§ **The exercise**: Go through the entries below and copy each line containing the word "JSON".

§ **Excerpted data**:
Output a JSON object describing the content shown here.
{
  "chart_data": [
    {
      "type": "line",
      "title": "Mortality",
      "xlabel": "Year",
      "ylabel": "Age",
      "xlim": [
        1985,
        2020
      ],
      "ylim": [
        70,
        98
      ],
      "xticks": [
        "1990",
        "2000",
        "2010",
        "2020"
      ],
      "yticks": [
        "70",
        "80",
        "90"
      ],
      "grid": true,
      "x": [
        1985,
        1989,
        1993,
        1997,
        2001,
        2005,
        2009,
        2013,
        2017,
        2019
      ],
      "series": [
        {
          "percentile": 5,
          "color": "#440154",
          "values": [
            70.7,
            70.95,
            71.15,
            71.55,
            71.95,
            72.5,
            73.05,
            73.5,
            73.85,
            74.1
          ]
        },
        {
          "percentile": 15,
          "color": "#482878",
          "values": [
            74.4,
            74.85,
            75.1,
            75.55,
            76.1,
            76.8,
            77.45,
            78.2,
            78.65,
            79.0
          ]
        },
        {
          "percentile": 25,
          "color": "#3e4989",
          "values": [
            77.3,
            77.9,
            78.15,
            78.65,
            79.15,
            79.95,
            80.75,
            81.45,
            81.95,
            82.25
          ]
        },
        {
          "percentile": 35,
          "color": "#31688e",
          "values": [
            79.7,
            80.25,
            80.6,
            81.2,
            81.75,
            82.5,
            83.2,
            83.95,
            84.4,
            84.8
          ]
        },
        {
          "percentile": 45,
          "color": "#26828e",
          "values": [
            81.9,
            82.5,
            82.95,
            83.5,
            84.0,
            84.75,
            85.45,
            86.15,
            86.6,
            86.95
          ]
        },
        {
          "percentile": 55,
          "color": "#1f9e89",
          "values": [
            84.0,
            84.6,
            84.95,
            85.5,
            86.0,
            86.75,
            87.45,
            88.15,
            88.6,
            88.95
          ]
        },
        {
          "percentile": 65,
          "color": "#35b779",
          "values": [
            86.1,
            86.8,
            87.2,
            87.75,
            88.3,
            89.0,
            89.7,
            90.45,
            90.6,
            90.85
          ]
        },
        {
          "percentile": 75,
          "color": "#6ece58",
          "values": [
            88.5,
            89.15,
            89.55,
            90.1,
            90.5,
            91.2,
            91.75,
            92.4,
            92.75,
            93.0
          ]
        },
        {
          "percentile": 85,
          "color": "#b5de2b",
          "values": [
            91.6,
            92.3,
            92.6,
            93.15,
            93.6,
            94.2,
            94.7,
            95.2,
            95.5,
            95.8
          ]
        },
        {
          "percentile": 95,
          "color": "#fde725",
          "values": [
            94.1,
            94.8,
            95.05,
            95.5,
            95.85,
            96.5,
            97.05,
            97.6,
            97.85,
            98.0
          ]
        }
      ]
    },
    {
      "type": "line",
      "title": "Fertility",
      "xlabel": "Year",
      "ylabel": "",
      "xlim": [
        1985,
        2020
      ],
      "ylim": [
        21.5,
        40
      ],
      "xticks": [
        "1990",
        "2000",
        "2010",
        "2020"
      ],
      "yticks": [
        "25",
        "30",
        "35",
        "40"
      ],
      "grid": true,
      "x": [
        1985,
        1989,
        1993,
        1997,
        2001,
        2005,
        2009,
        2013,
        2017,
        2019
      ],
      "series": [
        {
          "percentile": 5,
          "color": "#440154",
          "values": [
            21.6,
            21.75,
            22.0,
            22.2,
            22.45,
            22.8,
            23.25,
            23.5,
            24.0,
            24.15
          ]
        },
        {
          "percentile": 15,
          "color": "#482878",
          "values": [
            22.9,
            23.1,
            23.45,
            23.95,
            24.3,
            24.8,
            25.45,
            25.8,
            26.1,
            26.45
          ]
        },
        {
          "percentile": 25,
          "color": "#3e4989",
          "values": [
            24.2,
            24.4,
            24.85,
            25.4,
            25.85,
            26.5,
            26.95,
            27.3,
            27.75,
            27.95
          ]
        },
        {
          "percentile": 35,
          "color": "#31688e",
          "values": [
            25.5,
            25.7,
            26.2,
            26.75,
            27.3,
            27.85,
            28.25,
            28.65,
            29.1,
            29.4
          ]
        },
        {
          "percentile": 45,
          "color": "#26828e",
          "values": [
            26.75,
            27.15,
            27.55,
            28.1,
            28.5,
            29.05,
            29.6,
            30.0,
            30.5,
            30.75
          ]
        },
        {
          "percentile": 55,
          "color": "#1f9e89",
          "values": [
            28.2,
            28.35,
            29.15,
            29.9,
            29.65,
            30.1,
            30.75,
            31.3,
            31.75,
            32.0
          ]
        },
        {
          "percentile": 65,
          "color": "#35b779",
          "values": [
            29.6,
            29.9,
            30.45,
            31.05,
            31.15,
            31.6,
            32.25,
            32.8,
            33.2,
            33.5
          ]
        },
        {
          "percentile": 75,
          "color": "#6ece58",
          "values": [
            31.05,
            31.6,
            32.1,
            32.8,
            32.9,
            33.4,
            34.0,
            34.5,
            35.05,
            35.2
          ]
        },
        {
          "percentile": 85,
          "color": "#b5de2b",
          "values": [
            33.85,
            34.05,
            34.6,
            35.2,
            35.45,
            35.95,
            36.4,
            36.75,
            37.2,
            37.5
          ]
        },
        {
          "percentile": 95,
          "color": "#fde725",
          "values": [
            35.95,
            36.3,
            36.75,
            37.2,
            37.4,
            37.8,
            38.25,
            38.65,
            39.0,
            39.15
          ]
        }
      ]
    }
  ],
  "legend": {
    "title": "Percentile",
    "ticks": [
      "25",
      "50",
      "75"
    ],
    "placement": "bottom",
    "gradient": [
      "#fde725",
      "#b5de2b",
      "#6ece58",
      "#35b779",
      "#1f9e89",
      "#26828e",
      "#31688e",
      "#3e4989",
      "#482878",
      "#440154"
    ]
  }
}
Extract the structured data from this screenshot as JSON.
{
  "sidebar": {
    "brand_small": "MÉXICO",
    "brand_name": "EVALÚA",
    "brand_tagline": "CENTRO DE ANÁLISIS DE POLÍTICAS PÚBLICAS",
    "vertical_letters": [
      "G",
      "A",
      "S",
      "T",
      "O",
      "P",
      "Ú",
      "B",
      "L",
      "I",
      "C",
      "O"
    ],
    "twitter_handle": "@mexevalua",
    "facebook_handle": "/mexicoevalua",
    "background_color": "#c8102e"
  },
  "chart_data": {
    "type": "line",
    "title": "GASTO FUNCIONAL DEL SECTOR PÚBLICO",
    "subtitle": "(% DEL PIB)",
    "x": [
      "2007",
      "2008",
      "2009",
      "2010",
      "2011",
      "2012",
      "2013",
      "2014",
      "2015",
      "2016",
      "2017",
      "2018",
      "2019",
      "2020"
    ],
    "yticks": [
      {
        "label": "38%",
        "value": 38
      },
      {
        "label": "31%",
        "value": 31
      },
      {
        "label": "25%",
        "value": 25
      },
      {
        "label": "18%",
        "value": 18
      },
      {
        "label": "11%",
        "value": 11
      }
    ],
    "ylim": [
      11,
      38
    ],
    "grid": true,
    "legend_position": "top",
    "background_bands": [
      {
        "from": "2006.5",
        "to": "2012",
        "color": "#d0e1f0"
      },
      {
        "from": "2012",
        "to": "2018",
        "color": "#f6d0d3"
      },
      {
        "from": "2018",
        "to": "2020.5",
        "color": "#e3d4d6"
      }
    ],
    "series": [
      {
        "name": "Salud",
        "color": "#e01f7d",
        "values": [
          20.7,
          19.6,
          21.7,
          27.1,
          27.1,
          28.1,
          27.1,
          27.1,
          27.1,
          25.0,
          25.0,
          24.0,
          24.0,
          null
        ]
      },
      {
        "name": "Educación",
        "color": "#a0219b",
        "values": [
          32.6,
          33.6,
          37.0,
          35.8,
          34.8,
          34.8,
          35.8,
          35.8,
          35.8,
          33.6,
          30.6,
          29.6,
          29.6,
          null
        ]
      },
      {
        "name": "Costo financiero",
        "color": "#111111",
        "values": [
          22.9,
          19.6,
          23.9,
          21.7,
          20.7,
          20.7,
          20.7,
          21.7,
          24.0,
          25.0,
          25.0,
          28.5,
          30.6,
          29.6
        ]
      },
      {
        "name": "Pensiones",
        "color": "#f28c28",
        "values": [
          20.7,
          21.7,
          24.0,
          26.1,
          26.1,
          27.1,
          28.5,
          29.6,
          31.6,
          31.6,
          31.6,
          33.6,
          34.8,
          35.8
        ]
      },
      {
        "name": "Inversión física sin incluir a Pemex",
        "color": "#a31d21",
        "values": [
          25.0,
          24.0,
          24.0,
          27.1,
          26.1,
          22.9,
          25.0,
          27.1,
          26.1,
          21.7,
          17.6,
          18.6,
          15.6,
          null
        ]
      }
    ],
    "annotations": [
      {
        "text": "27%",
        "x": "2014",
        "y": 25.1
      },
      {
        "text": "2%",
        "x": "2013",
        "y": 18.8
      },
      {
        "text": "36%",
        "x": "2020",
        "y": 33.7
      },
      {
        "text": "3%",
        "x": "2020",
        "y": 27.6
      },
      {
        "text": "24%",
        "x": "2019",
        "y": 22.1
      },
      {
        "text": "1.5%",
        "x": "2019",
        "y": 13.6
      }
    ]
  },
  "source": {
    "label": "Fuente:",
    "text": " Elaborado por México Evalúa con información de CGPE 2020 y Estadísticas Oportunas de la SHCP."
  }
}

§ **Output for this task**:
Output a JSON object describing the content shown here.
Extract the structured data from this screenshot as JSON.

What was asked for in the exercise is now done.